→ What is expected: Extract every line of the material below and reproduce it faithfully.

## Begin

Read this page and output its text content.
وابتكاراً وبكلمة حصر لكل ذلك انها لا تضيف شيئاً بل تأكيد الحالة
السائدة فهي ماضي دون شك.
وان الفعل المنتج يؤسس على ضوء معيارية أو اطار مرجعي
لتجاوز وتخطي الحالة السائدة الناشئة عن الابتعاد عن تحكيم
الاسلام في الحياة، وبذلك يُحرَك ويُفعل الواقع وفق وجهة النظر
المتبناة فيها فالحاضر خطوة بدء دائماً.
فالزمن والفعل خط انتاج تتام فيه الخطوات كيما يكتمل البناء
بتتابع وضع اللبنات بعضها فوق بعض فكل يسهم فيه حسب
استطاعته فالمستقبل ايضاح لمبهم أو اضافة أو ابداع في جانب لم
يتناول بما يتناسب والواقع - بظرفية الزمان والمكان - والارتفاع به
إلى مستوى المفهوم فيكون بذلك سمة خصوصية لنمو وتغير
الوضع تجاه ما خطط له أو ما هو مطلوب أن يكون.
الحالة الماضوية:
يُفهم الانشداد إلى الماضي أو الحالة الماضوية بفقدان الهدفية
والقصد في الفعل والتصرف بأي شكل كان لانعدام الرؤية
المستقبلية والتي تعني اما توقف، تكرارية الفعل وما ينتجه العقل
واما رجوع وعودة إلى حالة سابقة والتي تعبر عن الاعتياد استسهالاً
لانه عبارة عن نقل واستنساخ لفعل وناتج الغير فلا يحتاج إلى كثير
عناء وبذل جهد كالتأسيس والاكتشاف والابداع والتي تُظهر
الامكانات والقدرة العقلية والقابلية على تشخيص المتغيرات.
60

## End

→ Output of the task:
Read this page and output its text content.
وابتكاراً وبكلمة حصر لكل ذلك انها لا تضيف شيئاً بل تأكيد الحالة
السائدة فهي ماضي دون شك.
وان الفعل المنتج يؤسس على ضوء معيارية أو اطار مرجعي
لتجاوز وتخطي الحالة السائدة الناشئة عن الابتعاد عن تحكيم
الاسلام في الحياة، وبذلك يُحرَك ويُفعل الواقع وفق وجهة النظر
المتبناة فيها فالحاضر خطوة بدء دائماً.
فالزمن والفعل خط انتاج تتام فيه الخطوات كيما يكتمل البناء
بتتابع وضع اللبنات بعضها فوق بعض فكل يسهم فيه حسب
استطاعته فالمستقبل ايضاح لمبهم أو اضافة أو ابداع في جانب لم
يتناول بما يتناسب والواقع - بظرفية الزمان والمكان - والارتفاع به
إلى مستوى المفهوم فيكون بذلك سمة خصوصية لنمو وتغير
الوضع تجاه ما خطط له أو ما هو مطلوب أن يكون.
الحالة الماضوية:
يُفهم الانشداد إلى الماضي أو الحالة الماضوية بفقدان الهدفية
والقصد في الفعل والتصرف بأي شكل كان لانعدام الرؤية
المستقبلية والتي تعني اما توقف، تكرارية الفعل وما ينتجه العقل
واما رجوع وعودة إلى حالة سابقة والتي تعبر عن الاعتياد استسهالاً
لانه عبارة عن نقل واستنساخ لفعل وناتج الغير فلا يحتاج إلى كثير
عناء وبذل جهد كالتأسيس والاكتشاف والابداع والتي تُظهر
الامكانات والقدرة العقلية والقابلية على تشخيص المتغيرات.
60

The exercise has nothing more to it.